Daniel Noboa otorga indulto presidencial a policías y militares tras masacre en Nueva Prosperina

POLÍTICA

El presidente Daniel Noboa ha decidido otorgar un indulto presidencial a todos los policías y militares que respondieron al llamado de emergencia tras la masacre ocurrida en Nueva Prosperina, un sector de la ciudad de Guayaquil. El violento enfrentamiento, que dejó un saldo de 22 muertos y tres heridos, se produjo en la tarde del jueves 6 de marzo de 2025. Según las autoridades, este ataque está vinculado a un conflicto entre facciones del grupo criminal Los Tiguerones.

A través de sus redes sociales, el mandatario aseguró que tanto los policías como los militares que participaron en el despliegue de seguridad en la zona, o que lo hagan en el futuro, contarían con un indulto presidencial. «Necesitamos que actúen con determinación y sin temor a represalias. Defiendan al país, yo los defiendo a ustedes», expresó Noboa en su mensaje, destacando el apoyo incondicional a las fuerzas de seguridad ante la creciente violencia que enfrenta el país.

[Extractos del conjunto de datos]
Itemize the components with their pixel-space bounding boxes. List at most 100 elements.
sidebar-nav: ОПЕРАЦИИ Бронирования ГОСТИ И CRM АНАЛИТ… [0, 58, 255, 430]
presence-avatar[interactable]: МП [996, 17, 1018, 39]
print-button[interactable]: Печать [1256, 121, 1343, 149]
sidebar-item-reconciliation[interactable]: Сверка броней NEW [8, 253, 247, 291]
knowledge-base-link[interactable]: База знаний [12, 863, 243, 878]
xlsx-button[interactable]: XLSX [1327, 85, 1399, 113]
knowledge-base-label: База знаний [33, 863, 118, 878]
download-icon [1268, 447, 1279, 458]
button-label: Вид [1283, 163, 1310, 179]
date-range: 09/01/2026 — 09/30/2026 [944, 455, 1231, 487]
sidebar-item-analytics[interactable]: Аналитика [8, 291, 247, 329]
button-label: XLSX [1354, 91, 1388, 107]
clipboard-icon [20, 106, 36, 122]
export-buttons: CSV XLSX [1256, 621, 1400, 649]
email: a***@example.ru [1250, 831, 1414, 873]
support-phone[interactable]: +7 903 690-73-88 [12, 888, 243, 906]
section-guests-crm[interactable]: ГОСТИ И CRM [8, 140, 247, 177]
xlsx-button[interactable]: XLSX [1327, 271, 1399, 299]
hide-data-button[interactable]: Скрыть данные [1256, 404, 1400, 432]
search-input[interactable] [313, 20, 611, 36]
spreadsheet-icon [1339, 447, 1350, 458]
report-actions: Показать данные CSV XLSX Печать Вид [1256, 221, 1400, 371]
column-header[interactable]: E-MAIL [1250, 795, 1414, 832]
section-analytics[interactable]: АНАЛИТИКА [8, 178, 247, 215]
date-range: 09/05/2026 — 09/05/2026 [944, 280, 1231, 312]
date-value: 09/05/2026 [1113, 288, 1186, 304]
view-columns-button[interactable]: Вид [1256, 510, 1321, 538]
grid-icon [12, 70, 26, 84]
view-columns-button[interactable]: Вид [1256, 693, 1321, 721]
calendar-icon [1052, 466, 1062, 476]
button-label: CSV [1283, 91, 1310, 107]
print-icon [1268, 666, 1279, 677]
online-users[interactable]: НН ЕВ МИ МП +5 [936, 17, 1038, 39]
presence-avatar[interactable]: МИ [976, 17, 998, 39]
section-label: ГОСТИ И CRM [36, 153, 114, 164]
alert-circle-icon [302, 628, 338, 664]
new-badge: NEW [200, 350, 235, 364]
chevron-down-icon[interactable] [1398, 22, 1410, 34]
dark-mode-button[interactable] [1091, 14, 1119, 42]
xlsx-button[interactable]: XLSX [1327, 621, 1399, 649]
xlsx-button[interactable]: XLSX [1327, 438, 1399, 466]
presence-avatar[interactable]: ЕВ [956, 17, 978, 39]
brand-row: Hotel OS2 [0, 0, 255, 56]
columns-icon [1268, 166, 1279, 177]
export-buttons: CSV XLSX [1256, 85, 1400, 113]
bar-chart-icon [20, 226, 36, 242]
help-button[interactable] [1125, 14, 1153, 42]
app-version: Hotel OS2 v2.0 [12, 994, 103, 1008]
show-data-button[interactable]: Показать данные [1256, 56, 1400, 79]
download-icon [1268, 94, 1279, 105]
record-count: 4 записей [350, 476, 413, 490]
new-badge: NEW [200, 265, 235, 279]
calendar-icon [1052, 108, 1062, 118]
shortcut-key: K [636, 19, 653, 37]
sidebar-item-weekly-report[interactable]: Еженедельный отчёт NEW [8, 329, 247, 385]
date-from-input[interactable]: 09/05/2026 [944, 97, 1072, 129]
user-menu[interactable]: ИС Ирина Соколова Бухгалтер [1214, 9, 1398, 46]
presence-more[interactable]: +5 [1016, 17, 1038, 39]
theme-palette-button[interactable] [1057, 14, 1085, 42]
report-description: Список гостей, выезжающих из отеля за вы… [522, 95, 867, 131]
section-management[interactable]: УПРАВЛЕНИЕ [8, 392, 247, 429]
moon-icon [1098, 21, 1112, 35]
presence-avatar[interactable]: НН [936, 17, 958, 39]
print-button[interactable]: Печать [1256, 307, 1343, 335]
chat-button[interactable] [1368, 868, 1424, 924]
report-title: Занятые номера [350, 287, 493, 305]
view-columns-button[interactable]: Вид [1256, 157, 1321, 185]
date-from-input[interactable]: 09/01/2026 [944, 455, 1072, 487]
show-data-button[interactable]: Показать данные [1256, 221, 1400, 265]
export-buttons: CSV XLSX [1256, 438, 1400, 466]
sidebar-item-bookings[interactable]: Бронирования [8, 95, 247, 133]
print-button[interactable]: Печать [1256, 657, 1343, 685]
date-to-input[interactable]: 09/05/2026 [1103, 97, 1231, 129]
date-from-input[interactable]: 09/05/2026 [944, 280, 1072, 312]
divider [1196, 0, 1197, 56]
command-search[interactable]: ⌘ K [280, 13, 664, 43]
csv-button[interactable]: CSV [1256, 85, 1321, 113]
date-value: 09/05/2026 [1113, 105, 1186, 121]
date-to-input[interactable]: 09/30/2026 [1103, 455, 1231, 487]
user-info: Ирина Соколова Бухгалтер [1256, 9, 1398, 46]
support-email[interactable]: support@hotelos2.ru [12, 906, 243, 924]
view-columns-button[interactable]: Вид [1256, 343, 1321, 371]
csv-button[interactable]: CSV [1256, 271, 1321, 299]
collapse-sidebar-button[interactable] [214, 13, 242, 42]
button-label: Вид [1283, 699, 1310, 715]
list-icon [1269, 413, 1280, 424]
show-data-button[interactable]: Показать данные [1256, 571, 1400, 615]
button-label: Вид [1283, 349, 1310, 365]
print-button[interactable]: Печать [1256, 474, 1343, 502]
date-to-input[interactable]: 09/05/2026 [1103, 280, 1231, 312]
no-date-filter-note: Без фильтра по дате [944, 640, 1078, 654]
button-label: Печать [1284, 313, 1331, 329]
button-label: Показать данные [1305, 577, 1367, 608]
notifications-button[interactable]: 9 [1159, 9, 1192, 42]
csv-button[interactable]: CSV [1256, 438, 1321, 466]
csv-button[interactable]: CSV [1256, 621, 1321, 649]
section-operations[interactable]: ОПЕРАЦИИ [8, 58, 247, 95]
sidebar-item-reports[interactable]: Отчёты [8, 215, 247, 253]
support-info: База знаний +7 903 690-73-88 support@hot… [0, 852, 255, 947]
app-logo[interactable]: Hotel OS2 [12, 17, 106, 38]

● **Tarea**:
Según la noticia sobre el indulto presidencial, ¿cuántos muertos dejó la masacre de Nueva Prosperina? Los registros no hacen falta para resolver esta actividad.

● **Solución**:
Dejó 22 muertos.